▶ EXERCISE DIRECTIONS
Could you resume the article on Heroku's outage and cloud failover by writing what comes after its final paragraph?

======== READING TEXT ========

The company had done everything it was supposed to in terms of failover and redundancy. What they hadn’t realized, though, was that everything resided in a single Amazon “availability zone.”
Amazon worked with Heroku to get their platform back on line quickly, but this incident shows how out-of-date computing concepts can undermine cloud efforts. Failover, backups and redundancy were easier to visualize in the on-premise computing world. If you backed up off-site, you were in good shape.
If everything is off-site, though, how do you know what level of failover capability you actually have? The whole concept of data being in a specific place is challenged by cloud computing.
“One of the things we’ve learned is that stability in the cloud is complicated,” said Byron Sebastian, CEO of Heroku. “One of the myths about cloud computing is that cloud infrastructure is a complete solution. It’s not. You need add-ons in the cloud as with any other IT system.”
As a result, Heroku has expanded its own platform to offer its customers such services as advanced failover, load balancing and redundancy, all tailored for cloud-hosted applications.

======== INFORMATION PROVIDED ========

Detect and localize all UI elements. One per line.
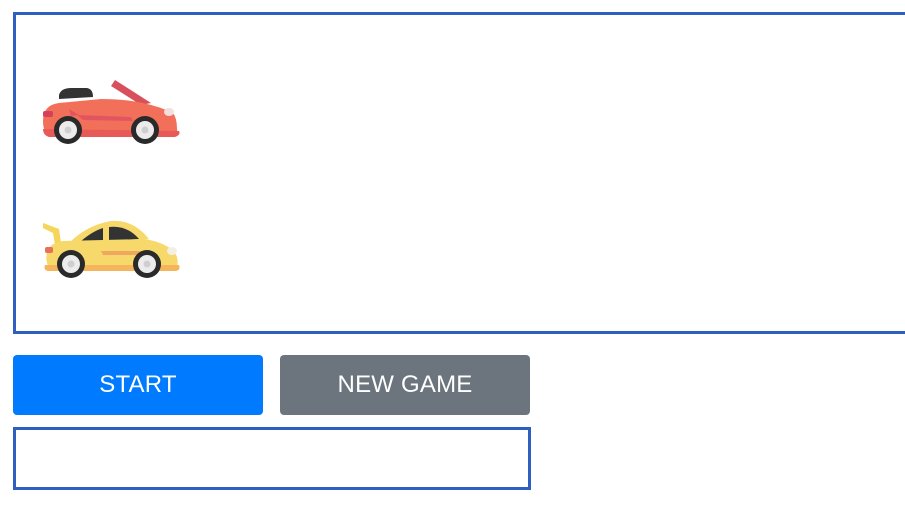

========

▶ WRITTEN REPLY
3. Failing to hold service providers accountable.
Heroku was lucky. Amazon immediately reached out to them and helped them solve the problem. Others haven’t been so lucky. Visit the user forums of any major cloud computing platform and you’ll see plenty of venting.
“X provider lost all of my data and won’t do anything about it!” is how these complaints often go (they’re usually in all caps and with many more exclamation points.) Some of the rants are obviously from people who screwed up and are looking for someone else to blame. Some are the rants of unbalanced lunatics. Others have the ring of legitimacy.
I’ve talked to plenty of people off the record who complained about service providers, but few will discuss the struggles they’ve had with customer service. (This isn’t unusual for any story, so don’t start imagining a broad cloud conspiracy.) Anecdotally, though, the scales are weighted in the service providers’ favor.
Michele Hudnall, solution marketing manager for BSM at Novell, emailed me to emphasize the importance of well-defined SLA’s. According to Hudnall, things you should watch out for are a lack of SLA’s, vague SLA’s and poor overall service management.
Organizations can easily lose 1-2% of revenues when mission-critical services go down even for a short amount of time. When that happens, it’s important to hold the service provider accountable. This may mean renegotiating your contract to include SLA penalties or seeking remediation.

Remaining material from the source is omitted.